Exercício 1:
Responda às perguntas seguintes com base na notícia sobre o consumo de antibióticos:
(a) Em que dia da semana o diretor do PPCIRA prestou as declarações?
(b) A que agência foi concedida a entrevista?
(c) No fim da pandemia, o consumo de antibióticos comprados em Farmácia Comunitária subiu para um valor inferior ao de que ano?
Exercício 2:
Reproduza, sem qualquer alteração, o trecho da notícia sobre o consumo de antibióticos que começa em "Em entrevista à" e termina em "sublinhou José Artur Paiva.".
╭─ Texto extraído
Diretor do programa de controlo de infeções quer adequada prescrição de antibióticos 860

O consumo de antibióticos nos hospitais cresceu com a covid-19 e não reverteu após a pandemia, disse esta quinta-feira (23) o diretor do Programa de Prevenção e Controlo de Infeções e de Resistências aos Antimicrobianos (PPCIRA), aconselhando uma prescrição mais adequada.

“Em Portugal, o consumo de antibióticos comprado em Farmácia Comunitária desceu muito durante a covid-19. Estivemos confinados, andávamos protegidos, tivemos menos infeções, andávamos de máscara. No fim da pandemia o consumo subiu, mas subiu para um valor inferior a 2019. Mas nos hospitais há um aumento crescente que não reverteu desde o final da pandemia, e muitos antibióticos são de largo espetro, muito potentes. O receio é que a resistência das bactérias em meio hospitalar aumente”, disse José Artur Paiva.

Em entrevista à agência Lusa, no âmbito da Semana Mundial de Conscientização sobre Antibióticos, o diretor nacional do PPCIRA fez um alerta sobre a necessidade de sensibilizar os médicos para uma prescrição mais adequada dos antibióticos.

“Mais do que sensibilizar, é importante ativar os médicos, formar, capacitar, dar ferramentas para que decidam melhor, escolham melhor, prescrevam melhor”, sublinhou José Artur Paiva.
╰─
╭─ Dados fornecidos
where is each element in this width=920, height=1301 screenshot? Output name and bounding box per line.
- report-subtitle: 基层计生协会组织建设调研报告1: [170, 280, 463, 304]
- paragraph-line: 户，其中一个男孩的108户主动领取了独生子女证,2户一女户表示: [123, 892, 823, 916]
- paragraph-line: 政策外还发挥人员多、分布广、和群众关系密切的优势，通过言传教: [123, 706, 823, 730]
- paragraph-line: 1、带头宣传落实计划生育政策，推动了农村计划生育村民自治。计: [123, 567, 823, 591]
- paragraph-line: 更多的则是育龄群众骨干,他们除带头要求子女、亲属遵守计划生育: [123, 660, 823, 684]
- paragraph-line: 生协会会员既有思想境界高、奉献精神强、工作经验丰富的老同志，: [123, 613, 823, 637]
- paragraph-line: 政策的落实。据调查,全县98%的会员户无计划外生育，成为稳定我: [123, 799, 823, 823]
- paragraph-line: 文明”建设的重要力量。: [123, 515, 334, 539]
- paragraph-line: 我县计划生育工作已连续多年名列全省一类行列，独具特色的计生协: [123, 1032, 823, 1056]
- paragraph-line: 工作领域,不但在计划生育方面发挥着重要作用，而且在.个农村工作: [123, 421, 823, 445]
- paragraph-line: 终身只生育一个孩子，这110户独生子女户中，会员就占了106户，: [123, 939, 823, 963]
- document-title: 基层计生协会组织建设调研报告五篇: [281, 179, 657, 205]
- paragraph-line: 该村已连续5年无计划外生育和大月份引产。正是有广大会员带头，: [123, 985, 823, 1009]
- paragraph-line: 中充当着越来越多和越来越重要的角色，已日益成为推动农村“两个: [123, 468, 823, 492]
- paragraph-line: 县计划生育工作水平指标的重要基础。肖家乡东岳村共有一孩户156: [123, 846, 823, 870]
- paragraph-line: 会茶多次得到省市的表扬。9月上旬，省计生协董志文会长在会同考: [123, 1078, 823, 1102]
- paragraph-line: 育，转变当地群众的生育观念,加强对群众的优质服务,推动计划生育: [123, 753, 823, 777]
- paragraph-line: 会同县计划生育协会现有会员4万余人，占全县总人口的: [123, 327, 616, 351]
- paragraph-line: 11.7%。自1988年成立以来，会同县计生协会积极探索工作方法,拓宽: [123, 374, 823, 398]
╰─
Resolução escrita 1:
(a) Quinta-feira (dia 23).
(b) À agência Lusa.
(c) 2019.

Resolução escrita 2:
Em entrevista à agência Lusa, no âmbito da Semana Mundial de Conscientização sobre Antibióticos, o diretor nacional do PPCIRA fez um alerta sobre a necessidade de sensibilizar os médicos para uma prescrição mais adequada dos antibióticos.

“Mais do que sensibilizar, é importante ativar os médicos, formar, capacitar, dar ferramentas para que decidam melhor, escolham melhor, prescrevam melhor”, sublinhou José Artur Paiva.